═════ Supplied passage ═════

As with all formulas, I'm sure there are probably dogs eating it that seem to do well - it's just not something I would choose.


----------



## Dog (Sep 26, 2006)

MyBentley said:


> What an interesting web site for James Well Beloved dog food. I'm not in the UK, but I'm aware that it's a fairly common brand there.
> 
> First, I was surprised to see that no formulas contained chicken. Lamb and turkey seemed to be popular.
> 
> ...


Thank you so much for your honest opinion. Yes, I also noticed that rice is the first ingredient which I understand is not a good sign. However, Amber is doing really well on it but she is only 3 years old.

I will consider changing maybe as she gets older. Would have appreciated a little bit more input but I guess your analysis is pretty good and was simple for me to understand. Thanks again.

PS: And also thank you BeauShel for the bump!!


----------



## honeysmum (Dec 4, 2007)

Hi I think Tanya used to feed this food try posting on the UK social group.:wavey:


----------



## msdogs1976 (Dec 21, 2007)

Dog said:


> Thank you so much for your honest opinion. Yes, I also noticed that rice is the first ingredient which I understand is not a good sign. However, Amber is doing really well on it but she is only 3 years old.
> 
> I will consider changing maybe as she gets older. Would have appreciated a little bit more input but I guess your analysis is pretty good and was simple for me to understand. Thanks again.

═════ Data shown ═════

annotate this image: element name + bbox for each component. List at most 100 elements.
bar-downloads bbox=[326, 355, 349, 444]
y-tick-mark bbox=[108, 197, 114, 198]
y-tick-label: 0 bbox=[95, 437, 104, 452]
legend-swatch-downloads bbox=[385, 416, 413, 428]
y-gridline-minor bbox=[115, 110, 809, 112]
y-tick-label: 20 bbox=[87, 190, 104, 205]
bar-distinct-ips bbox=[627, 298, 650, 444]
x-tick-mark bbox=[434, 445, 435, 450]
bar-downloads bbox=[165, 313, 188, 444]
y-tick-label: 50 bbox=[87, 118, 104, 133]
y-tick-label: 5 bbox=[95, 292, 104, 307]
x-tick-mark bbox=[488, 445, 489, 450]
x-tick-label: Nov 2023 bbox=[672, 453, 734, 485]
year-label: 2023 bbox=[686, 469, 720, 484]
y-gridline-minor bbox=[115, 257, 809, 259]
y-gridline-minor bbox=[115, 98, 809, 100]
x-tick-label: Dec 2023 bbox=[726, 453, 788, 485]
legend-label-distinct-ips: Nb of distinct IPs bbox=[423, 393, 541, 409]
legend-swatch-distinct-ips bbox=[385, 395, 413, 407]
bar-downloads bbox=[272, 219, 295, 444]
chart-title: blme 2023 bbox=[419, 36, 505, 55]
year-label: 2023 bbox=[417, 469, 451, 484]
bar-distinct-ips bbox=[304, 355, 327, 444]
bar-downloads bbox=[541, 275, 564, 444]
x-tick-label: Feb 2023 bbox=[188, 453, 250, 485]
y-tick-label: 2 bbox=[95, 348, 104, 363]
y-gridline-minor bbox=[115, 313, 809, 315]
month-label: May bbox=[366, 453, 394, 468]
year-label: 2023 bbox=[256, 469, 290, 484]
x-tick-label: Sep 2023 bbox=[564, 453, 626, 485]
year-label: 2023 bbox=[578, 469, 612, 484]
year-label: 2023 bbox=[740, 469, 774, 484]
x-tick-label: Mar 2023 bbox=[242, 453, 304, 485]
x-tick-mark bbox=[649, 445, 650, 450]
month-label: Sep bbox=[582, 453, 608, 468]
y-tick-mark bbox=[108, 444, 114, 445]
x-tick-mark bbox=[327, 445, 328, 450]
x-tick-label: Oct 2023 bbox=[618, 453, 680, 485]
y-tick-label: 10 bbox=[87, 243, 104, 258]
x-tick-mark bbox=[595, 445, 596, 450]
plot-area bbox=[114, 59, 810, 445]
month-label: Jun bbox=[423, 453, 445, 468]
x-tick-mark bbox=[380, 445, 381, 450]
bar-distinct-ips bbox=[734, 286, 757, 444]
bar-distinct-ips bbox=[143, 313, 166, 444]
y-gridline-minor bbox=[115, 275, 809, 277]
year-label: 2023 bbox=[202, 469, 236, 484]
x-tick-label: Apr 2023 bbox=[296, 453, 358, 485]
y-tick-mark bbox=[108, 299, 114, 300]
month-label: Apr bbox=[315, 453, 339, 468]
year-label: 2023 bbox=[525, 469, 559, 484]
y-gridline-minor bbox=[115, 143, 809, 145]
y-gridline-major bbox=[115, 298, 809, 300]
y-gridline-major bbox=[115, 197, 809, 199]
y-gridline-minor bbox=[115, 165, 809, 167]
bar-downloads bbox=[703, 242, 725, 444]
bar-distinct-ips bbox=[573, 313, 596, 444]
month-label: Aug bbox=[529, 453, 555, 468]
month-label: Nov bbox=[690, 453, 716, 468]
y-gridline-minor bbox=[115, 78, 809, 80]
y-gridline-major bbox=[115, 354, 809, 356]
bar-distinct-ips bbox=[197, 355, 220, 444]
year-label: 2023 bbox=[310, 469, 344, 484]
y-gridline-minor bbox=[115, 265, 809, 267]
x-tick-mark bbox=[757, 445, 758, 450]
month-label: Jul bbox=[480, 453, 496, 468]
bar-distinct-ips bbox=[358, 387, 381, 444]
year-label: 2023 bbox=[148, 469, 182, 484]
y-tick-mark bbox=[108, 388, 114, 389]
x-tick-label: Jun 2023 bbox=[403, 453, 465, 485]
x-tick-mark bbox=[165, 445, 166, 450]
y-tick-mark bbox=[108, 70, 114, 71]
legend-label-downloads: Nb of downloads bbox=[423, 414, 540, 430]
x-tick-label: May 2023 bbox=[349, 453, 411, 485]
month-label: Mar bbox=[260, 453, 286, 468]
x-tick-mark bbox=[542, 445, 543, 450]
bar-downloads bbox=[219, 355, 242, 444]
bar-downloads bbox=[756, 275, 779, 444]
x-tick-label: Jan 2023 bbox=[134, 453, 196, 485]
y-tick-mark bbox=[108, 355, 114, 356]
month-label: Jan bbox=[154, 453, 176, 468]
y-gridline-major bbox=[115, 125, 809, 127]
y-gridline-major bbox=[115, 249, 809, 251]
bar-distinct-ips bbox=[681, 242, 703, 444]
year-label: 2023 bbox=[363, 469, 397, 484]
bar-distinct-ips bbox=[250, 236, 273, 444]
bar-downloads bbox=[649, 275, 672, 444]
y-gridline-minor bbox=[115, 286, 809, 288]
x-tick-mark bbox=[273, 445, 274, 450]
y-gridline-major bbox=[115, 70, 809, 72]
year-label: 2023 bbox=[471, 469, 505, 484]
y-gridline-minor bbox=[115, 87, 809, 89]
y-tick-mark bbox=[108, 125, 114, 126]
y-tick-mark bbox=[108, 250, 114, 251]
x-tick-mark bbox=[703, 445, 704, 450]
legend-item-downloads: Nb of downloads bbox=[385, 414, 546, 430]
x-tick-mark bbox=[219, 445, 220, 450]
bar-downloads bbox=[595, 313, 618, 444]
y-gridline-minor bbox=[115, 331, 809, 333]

═════

• _Exercise A_:
Reproduce verbatim the portion of the dog food thread that begins at the words "As with all" and ends after the words "(Sep 26, 2006)".
• _Exercise B_:
List every food ingredient that is named in the dog food thread.
The records are separate material and are unrelated to the dog food thread.

• _Worked answer A_:
As with all formulas, I'm sure there are probably dogs eating it that seem to do well - it's just not something I would choose.


----------



## Dog (Sep 26, 2006)

• _Worked answer B_:
chicken, lamb, turkey, rice